(Data excerpts)
------------------------------------------------------------------------
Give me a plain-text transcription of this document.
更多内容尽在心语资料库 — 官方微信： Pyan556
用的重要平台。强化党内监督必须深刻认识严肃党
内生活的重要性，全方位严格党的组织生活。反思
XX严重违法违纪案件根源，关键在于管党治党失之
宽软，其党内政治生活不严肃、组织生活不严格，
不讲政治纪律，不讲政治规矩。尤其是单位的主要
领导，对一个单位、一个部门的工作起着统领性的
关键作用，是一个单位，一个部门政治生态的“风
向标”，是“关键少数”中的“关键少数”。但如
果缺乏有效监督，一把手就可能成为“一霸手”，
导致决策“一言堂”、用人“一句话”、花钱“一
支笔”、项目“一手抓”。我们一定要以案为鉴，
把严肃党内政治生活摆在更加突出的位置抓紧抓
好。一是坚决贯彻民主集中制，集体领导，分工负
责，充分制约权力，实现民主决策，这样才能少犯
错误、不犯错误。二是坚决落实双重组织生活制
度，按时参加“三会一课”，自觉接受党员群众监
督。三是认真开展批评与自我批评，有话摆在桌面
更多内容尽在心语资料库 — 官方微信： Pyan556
------------------------------------------------------------------------
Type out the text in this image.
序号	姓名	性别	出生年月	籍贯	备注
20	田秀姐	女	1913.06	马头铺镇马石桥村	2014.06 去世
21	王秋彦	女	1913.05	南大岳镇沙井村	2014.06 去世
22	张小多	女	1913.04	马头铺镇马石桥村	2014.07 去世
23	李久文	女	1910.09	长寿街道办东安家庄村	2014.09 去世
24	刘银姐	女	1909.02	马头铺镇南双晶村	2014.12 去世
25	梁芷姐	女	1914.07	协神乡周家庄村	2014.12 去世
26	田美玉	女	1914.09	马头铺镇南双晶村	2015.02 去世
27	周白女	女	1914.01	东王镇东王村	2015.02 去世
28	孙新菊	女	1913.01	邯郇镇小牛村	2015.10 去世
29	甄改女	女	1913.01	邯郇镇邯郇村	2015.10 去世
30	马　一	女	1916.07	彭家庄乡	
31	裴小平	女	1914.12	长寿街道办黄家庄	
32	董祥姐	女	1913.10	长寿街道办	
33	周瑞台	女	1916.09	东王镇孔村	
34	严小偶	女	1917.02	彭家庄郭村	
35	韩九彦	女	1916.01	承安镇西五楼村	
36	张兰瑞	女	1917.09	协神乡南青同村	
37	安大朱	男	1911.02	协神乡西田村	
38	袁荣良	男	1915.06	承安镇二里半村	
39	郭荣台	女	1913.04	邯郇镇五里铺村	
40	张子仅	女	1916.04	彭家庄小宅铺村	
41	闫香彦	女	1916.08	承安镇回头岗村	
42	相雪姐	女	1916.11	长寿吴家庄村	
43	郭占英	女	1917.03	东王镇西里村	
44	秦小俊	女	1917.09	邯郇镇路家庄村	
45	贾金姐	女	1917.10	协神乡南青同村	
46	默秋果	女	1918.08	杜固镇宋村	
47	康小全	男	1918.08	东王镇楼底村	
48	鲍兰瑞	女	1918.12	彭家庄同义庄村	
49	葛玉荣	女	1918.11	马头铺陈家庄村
------------------------------------------------------------------------
▶ _TASK BRIEF_: Pick out all lines from the data above in which the word "this" appears.

▶ _EXERCISE RESULT_:
Give me a plain-text transcription of this document.
Type out the text in this image.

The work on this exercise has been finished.